>> begin MATERIAL TO PROCESS

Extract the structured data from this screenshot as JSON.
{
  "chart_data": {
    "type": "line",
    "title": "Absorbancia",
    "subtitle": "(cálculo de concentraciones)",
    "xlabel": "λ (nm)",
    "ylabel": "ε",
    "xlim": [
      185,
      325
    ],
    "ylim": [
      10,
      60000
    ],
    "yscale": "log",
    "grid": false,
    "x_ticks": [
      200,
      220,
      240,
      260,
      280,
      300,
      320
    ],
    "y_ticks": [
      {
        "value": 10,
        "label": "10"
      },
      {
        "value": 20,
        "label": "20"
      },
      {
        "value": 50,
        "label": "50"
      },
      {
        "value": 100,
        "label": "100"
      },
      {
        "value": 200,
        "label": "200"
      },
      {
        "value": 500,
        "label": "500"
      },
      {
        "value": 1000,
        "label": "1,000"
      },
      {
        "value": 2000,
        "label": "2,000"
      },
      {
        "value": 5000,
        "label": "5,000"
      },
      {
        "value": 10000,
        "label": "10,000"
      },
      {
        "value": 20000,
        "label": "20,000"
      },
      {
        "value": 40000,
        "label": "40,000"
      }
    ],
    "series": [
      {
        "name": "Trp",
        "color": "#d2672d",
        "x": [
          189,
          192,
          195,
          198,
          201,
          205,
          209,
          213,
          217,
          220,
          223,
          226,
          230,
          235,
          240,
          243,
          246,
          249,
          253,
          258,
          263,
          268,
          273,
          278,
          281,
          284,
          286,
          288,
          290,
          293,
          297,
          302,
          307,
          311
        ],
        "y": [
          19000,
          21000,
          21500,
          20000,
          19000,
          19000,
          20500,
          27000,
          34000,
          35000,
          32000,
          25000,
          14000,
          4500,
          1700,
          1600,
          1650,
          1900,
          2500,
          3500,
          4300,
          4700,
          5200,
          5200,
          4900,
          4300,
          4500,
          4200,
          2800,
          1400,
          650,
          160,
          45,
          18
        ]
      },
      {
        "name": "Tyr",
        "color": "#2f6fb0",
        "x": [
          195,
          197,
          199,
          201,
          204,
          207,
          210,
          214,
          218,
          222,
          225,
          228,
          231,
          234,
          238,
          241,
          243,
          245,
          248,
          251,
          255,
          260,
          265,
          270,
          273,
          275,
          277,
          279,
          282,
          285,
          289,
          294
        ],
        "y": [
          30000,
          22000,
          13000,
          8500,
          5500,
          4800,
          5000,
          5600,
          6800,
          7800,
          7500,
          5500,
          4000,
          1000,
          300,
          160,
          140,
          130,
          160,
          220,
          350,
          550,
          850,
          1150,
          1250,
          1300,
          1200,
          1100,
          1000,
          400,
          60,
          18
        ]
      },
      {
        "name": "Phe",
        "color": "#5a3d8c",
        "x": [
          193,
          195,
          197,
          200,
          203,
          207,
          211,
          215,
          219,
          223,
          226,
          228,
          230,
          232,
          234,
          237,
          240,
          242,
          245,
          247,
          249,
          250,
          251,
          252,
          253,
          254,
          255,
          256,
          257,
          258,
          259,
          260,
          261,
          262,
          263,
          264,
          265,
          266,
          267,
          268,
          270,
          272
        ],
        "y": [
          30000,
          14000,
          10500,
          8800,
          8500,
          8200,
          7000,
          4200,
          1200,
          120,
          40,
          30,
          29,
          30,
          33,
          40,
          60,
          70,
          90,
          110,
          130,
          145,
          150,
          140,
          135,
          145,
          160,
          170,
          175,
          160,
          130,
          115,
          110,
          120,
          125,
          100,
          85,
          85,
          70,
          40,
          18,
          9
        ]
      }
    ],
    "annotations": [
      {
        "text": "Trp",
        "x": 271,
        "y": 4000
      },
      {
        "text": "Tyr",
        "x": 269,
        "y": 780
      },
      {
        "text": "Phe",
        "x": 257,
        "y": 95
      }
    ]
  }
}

>> end MATERIAL TO PROCESS

#### [WHAT NEEDS TO BE DONE]
Transcribe all the entries, keeping each one exactly as it is.

#### [EXERCISE ANSWER]
Extract the structured data from this screenshot as JSON.
{
  "chart_data": {
    "type": "line",
    "title": "Absorbancia",
    "subtitle": "(cálculo de concentraciones)",
    "xlabel": "λ (nm)",
    "ylabel": "ε",
    "xlim": [
      185,
      325
    ],
    "ylim": [
      10,
      60000
    ],
    "yscale": "log",
    "grid": false,
    "x_ticks": [
      200,
      220,
      240,
      260,
      280,
      300,
      320
    ],
    "y_ticks": [
      {
        "value": 10,
        "label": "10"
      },
      {
        "value": 20,
        "label": "20"
      },
      {
        "value": 50,
        "label": "50"
      },
      {
        "value": 100,
        "label": "100"
      },
      {
        "value": 200,
        "label": "200"
      },
      {
        "value": 500,
        "label": "500"
      },
      {
        "value": 1000,
        "label": "1,000"
      },
      {
        "value": 2000,
        "label": "2,000"
      },
      {
        "value": 5000,
        "label": "5,000"
      },
      {
        "value": 10000,
        "label": "10,000"
      },
      {
        "value": 20000,
        "label": "20,000"
      },
      {
        "value": 40000,
        "label": "40,000"
      }
    ],
    "series": [
      {
        "name": "Trp",
        "color": "#d2672d",
        "x": [
          189,
          192,
          195,
          198,
          201,
          205,
          209,
          213,
          217,
          220,
          223,
          226,
          230,
          235,
          240,
          243,
          246,
          249,
          253,
          258,
          263,
          268,
          273,
          278,
          281,
          284,
          286,
          288,
          290,
          293,
          297,
          302,
          307,
          311
        ],
        "y": [
          19000,
          21000,
          21500,
          20000,
          19000,
          19000,
          20500,
          27000,
          34000,
          35000,
          32000,
          25000,
          14000,
          4500,
          1700,
          1600,
          1650,
          1900,
          2500,
          3500,
          4300,
          4700,
          5200,
          5200,
          4900,
          4300,
          4500,
          4200,
          2800,
          1400,
          650,
          160,
          45,
          18
        ]
      },
      {
        "name": "Tyr",
        "color": "#2f6fb0",
        "x": [
          195,
          197,
          199,
          201,
          204,
          207,
          210,
          214,
          218,
          222,
          225,
          228,
          231,
          234,
          238,
          241,
          243,
          245,
          248,
          251,
          255,
          260,
          265,
          270,
          273,
          275,
          277,
          279,
          282,
          285,
          289,
          294
        ],
        "y": [
          30000,
          22000,
          13000,
          8500,
          5500,
          4800,
          5000,
          5600,
          6800,
          7800,
          7500,
          5500,
          4000,
          1000,
          300,
          160,
          140,
          130,
          160,
          220,
          350,
          550,
          850,
          1150,
          1250,
          1300,
          1200,
          1100,
          1000,
          400,
          60,
          18
        ]
      },
      {
        "name": "Phe",
        "color": "#5a3d8c",
        "x": [
          193,
          195,
          197,
          200,
          203,
          207,
          211,
          215,
          219,
          223,
          226,
          228,
          230,
          232,
          234,
          237,
          240,
          242,
          245,
          247,
          249,
          250,
          251,
          252,
          253,
          254,
          255,
          256,
          257,
          258,
          259,
          260,
          261,
          262,
          263,
          264,
          265,
          266,
          267,
          268,
          270,
          272
        ],
        "y": [
          30000,
          14000,
          10500,
          8800,
          8500,
          8200,
          7000,
          4200,
          1200,
          120,
          40,
          30,
          29,
          30,
          33,
          40,
          60,
          70,
          90,
          110,
          130,
          145,
          150,
          140,
          135,
          145,
          160,
          170,
          175,
          160,
          130,
          115,
          110,
          120,
          125,
          100,
          85,
          85,
          70,
          40,
          18,
          9
        ]
      }
    ],
    "annotations": [
      {
        "text": "Trp",
        "x": 271,
        "y": 4000
      },
      {
        "text": "Tyr",
        "x": 269,
        "y": 780
      },
      {
        "text": "Phe",
        "x": 257,
        "y": 95
      }
    ]
  }
}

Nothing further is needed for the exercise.